■ Data provided ■
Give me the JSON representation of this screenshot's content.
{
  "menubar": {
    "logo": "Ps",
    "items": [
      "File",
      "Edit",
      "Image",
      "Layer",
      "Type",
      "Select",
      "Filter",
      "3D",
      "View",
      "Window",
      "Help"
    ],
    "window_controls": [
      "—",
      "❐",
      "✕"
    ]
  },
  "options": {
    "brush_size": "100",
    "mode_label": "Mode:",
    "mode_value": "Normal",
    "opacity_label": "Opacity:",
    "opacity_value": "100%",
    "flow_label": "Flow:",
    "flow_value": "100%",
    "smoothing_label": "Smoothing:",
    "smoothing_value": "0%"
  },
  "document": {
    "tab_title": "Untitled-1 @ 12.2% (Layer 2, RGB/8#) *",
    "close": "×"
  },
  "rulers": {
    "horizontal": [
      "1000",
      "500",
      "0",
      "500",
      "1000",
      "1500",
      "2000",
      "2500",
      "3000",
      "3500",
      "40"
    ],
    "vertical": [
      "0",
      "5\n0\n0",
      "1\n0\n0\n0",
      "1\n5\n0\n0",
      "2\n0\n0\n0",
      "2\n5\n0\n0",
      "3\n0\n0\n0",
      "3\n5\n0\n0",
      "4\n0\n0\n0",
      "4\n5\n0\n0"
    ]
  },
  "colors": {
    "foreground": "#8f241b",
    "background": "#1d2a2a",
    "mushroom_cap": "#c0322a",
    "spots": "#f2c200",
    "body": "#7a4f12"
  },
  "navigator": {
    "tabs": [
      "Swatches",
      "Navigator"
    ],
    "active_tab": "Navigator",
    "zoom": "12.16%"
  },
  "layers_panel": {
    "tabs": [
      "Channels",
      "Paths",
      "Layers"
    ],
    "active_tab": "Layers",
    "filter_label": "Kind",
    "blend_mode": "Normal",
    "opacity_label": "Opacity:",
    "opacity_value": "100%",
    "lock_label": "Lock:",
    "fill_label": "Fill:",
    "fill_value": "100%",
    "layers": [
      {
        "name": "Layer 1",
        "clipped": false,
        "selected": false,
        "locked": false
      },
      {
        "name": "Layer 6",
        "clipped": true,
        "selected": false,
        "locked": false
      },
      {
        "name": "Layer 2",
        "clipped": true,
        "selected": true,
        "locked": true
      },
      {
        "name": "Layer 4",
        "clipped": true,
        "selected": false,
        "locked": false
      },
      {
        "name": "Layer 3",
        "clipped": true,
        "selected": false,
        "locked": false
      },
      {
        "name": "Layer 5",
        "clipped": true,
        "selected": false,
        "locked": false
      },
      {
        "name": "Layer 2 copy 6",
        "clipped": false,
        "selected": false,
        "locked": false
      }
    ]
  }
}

■ Written problem ■
Show each line of the listing that holds the string "Normal".

■ Full answer ■
    "mode_value": "Normal",
    "blend_mode": "Normal",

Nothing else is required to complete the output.